Write out all of the data exactly as it appears.
# start of Given information
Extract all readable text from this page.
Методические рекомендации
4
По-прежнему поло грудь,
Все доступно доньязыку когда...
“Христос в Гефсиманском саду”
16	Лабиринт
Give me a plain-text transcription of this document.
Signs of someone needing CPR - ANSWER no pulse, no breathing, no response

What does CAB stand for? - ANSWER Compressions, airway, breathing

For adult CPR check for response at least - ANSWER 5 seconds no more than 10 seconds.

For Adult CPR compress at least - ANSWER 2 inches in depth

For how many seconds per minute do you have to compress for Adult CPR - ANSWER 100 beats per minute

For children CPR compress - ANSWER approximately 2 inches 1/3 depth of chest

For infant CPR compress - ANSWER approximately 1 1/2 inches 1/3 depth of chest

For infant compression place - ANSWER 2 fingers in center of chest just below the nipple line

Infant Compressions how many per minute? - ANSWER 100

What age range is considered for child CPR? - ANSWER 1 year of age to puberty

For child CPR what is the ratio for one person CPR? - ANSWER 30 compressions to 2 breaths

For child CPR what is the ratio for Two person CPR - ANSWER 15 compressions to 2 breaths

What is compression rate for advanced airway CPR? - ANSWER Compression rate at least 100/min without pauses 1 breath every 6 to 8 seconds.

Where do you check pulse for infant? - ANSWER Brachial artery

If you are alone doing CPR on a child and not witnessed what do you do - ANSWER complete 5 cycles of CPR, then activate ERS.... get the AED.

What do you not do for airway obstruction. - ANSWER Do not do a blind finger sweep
# end of Given information
Answer in full.
Extract all readable text from this page.
Методические рекомендации
4
По-прежнему поло грудь,
Все доступно доньязыку когда...
“Христос в Гефсиманском саду”
16	Лабиринт
Give me a plain-text transcription of this document.
Signs of someone needing CPR - ANSWER no pulse, no breathing, no response

What does CAB stand for? - ANSWER Compressions, airway, breathing

For adult CPR check for response at least - ANSWER 5 seconds no more than 10 seconds.

For Adult CPR compress at least - ANSWER 2 inches in depth

For how many seconds per minute do you have to compress for Adult CPR - ANSWER 100 beats per minute

For children CPR compress - ANSWER approximately 2 inches 1/3 depth of chest

For infant CPR compress - ANSWER approximately 1 1/2 inches 1/3 depth of chest

For infant compression place - ANSWER 2 fingers in center of chest just below the nipple line

Infant Compressions how many per minute? - ANSWER 100

What age range is considered for child CPR? - ANSWER 1 year of age to puberty

For child CPR what is the ratio for one person CPR? - ANSWER 30 compressions to 2 breaths

For child CPR what is the ratio for Two person CPR - ANSWER 15 compressions to 2 breaths

What is compression rate for advanced airway CPR? - ANSWER Compression rate at least 100/min without pauses 1 breath every 6 to 8 seconds.

Where do you check pulse for infant? - ANSWER Brachial artery

If you are alone doing CPR on a child and not witnessed what do you do - ANSWER complete 5 cycles of CPR, then activate ERS.... get the AED.

What do you not do for airway obstruction. - ANSWER Do not do a blind finger sweep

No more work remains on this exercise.